- What the task requires
Reproduce all of the listing below without alteration.
>> Start Provided information
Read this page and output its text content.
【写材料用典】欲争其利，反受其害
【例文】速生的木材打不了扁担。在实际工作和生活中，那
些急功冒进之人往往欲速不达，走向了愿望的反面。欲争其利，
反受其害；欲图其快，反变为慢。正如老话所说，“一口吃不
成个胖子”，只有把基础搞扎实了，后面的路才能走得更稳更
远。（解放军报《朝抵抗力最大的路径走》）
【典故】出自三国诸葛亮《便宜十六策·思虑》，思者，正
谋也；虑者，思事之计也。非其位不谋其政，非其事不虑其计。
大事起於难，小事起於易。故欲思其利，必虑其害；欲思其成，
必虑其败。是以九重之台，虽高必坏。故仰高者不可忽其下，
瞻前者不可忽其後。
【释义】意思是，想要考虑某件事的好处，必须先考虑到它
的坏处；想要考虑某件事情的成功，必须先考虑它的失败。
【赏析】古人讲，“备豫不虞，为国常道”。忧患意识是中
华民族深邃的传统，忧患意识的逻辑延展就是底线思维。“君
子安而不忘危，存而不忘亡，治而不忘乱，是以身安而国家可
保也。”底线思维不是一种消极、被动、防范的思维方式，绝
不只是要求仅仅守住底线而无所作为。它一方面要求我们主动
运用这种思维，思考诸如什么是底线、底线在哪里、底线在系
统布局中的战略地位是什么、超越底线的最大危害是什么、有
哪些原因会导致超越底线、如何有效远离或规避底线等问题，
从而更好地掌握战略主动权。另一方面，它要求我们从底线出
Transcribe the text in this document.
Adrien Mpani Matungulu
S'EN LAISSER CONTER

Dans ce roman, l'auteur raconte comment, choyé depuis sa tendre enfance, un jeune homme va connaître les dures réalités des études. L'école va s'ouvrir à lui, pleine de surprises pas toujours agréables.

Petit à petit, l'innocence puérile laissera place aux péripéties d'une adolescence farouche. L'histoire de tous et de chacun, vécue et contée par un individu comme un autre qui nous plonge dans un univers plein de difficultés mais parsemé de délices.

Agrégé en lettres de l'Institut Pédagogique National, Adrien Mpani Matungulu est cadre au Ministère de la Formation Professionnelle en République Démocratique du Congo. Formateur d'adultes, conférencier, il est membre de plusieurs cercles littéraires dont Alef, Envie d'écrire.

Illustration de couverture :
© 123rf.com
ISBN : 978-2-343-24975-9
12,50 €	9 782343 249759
>> End Provided information
- Right answer
Read this page and output its text content.
【写材料用典】欲争其利，反受其害
【例文】速生的木材打不了扁担。在实际工作和生活中，那
些急功冒进之人往往欲速不达，走向了愿望的反面。欲争其利，
反受其害；欲图其快，反变为慢。正如老话所说，“一口吃不
成个胖子”，只有把基础搞扎实了，后面的路才能走得更稳更
远。（解放军报《朝抵抗力最大的路径走》）
【典故】出自三国诸葛亮《便宜十六策·思虑》，思者，正
谋也；虑者，思事之计也。非其位不谋其政，非其事不虑其计。
大事起於难，小事起於易。故欲思其利，必虑其害；欲思其成，
必虑其败。是以九重之台，虽高必坏。故仰高者不可忽其下，
瞻前者不可忽其後。
【释义】意思是，想要考虑某件事的好处，必须先考虑到它
的坏处；想要考虑某件事情的成功，必须先考虑它的失败。
【赏析】古人讲，“备豫不虞，为国常道”。忧患意识是中
华民族深邃的传统，忧患意识的逻辑延展就是底线思维。“君
子安而不忘危，存而不忘亡，治而不忘乱，是以身安而国家可
保也。”底线思维不是一种消极、被动、防范的思维方式，绝
不只是要求仅仅守住底线而无所作为。它一方面要求我们主动
运用这种思维，思考诸如什么是底线、底线在哪里、底线在系
统布局中的战略地位是什么、超越底线的最大危害是什么、有
哪些原因会导致超越底线、如何有效远离或规避底线等问题，
从而更好地掌握战略主动权。另一方面，它要求我们从底线出
Transcribe the text in this document.
Adrien Mpani Matungulu
S'EN LAISSER CONTER

Dans ce roman, l'auteur raconte comment, choyé depuis sa tendre enfance, un jeune homme va connaître les dures réalités des études. L'école va s'ouvrir à lui, pleine de surprises pas toujours agréables.

Petit à petit, l'innocence puérile laissera place aux péripéties d'une adolescence farouche. L'histoire de tous et de chacun, vécue et contée par un individu comme un autre qui nous plonge dans un univers plein de difficultés mais parsemé de délices.

Agrégé en lettres de l'Institut Pédagogique National, Adrien Mpani Matungulu est cadre au Ministère de la Formation Professionnelle en République Démocratique du Congo. Formateur d'adultes, conférencier, il est membre de plusieurs cercles littéraires dont Alef, Envie d'écrire.

Illustration de couverture :
© 123rf.com
ISBN : 978-2-343-24975-9
12,50 €	9 782343 249759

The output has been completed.